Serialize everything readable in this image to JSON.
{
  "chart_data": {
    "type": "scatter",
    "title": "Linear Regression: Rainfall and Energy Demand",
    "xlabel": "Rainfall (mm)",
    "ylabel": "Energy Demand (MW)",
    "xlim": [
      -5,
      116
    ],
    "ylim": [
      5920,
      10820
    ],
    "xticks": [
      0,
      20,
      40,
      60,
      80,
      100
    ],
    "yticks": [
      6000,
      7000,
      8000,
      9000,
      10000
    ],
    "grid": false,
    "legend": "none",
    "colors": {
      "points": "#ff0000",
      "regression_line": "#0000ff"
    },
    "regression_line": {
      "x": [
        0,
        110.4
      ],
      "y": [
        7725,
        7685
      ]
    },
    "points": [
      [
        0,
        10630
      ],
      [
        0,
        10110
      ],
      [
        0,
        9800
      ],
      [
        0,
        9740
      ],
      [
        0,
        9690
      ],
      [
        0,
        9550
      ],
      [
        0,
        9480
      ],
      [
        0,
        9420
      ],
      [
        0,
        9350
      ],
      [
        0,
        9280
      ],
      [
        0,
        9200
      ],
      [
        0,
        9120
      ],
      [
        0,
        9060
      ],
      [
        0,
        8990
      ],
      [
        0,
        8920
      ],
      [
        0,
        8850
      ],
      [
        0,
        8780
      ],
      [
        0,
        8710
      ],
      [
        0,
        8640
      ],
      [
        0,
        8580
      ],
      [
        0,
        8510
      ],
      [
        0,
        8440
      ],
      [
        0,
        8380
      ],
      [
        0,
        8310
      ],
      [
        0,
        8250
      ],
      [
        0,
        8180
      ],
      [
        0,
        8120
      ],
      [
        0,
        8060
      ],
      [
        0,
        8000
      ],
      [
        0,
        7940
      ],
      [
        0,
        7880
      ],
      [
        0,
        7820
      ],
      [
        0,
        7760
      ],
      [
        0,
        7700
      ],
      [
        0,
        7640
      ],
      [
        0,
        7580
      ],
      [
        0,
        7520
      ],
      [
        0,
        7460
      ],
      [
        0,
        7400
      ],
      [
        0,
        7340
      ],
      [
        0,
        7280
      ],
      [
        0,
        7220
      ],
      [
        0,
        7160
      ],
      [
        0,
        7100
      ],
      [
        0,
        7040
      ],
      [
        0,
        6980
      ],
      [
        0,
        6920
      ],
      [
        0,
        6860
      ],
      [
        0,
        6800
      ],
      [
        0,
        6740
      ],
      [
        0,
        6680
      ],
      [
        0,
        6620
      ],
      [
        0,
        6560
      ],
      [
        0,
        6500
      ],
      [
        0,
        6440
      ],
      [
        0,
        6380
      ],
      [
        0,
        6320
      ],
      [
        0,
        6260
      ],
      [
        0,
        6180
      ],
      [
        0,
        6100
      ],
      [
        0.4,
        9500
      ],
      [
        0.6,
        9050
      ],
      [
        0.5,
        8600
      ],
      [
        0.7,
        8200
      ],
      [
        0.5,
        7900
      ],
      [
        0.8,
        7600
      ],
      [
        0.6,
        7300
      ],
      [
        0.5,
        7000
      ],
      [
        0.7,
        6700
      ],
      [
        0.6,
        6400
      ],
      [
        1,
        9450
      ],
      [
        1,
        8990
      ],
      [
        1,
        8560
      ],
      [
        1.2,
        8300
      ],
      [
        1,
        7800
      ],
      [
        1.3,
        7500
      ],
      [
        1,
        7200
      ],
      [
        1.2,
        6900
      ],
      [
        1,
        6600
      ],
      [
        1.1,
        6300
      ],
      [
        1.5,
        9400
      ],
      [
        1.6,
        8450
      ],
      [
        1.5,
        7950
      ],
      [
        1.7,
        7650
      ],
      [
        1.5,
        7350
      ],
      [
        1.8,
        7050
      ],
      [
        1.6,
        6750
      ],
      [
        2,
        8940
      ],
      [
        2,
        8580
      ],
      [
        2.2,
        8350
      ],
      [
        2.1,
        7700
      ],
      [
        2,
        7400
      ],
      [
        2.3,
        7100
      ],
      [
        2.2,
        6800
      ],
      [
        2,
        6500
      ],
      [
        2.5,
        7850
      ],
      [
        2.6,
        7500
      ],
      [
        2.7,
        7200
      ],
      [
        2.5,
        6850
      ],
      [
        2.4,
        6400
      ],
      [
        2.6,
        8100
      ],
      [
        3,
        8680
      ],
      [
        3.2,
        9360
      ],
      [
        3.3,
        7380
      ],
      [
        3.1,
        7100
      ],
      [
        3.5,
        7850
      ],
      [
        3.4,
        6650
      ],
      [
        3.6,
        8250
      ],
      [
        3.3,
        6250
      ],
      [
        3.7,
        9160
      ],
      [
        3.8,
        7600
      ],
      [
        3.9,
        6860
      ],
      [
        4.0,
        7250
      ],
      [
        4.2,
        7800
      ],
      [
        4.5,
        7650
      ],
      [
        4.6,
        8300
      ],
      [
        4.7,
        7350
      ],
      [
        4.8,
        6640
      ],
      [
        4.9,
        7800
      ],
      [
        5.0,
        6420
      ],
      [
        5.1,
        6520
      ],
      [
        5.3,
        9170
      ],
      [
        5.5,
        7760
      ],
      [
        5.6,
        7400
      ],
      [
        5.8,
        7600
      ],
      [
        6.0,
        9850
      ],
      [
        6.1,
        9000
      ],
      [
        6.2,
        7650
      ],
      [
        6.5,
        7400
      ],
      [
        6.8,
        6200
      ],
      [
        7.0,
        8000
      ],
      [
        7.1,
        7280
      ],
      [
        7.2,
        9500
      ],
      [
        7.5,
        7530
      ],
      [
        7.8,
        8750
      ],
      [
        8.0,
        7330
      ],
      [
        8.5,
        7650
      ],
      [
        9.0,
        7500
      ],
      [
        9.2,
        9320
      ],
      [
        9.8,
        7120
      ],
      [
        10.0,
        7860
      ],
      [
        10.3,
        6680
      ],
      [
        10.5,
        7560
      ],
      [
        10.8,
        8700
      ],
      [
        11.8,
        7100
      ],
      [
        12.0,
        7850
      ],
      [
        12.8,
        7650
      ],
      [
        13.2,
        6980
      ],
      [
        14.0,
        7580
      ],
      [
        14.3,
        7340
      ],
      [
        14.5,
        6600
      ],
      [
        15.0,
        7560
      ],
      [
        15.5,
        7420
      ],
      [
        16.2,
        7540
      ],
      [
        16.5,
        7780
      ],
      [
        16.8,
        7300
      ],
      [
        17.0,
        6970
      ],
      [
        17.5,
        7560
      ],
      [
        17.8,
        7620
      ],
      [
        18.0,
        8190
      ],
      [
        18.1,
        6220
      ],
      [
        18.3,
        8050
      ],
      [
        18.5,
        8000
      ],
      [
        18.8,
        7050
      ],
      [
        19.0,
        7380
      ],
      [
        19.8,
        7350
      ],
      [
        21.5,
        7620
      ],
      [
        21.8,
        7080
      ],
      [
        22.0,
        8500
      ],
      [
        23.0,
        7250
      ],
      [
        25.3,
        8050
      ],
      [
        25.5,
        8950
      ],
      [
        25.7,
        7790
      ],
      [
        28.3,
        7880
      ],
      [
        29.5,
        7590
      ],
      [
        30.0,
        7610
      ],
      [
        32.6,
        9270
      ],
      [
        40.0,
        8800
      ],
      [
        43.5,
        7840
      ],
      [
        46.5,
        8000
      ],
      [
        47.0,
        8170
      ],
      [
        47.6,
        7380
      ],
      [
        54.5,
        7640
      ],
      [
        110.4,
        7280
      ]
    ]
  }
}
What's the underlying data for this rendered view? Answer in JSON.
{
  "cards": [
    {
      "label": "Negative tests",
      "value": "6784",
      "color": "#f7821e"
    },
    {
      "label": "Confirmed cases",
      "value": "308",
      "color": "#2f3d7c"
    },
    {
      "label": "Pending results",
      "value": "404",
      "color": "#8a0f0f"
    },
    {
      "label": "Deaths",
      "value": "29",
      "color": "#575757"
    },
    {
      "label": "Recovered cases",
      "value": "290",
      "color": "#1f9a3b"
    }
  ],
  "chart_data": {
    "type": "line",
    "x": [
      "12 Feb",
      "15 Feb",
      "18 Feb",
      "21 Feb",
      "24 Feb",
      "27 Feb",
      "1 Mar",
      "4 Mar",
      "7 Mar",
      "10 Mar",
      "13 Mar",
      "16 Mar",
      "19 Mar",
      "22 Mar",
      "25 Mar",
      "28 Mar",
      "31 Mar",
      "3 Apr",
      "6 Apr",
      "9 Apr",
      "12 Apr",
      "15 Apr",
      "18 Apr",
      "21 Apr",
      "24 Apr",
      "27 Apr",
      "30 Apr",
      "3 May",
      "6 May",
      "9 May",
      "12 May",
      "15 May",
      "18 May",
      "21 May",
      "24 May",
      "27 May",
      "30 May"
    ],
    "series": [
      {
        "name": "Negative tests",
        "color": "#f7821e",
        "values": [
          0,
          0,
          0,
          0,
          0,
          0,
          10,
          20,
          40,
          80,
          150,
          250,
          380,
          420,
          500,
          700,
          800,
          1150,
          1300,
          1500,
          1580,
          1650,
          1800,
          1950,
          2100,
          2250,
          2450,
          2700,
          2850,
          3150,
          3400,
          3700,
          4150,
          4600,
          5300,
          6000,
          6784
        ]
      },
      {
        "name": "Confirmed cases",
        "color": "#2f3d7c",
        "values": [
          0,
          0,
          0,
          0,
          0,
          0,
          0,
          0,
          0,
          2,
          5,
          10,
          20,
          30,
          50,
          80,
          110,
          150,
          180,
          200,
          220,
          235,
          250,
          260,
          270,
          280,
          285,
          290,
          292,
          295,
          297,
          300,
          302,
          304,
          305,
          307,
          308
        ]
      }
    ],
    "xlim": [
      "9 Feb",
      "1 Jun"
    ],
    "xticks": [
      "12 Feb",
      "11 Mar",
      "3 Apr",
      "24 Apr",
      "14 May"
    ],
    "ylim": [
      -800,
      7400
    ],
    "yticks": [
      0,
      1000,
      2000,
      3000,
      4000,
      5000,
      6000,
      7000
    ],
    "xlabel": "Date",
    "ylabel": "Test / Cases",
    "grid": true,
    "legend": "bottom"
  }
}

*Instructions to follow:* Count the lines in the records above that hold the word "Demand", and give only that number.

*Solved exercise:* 2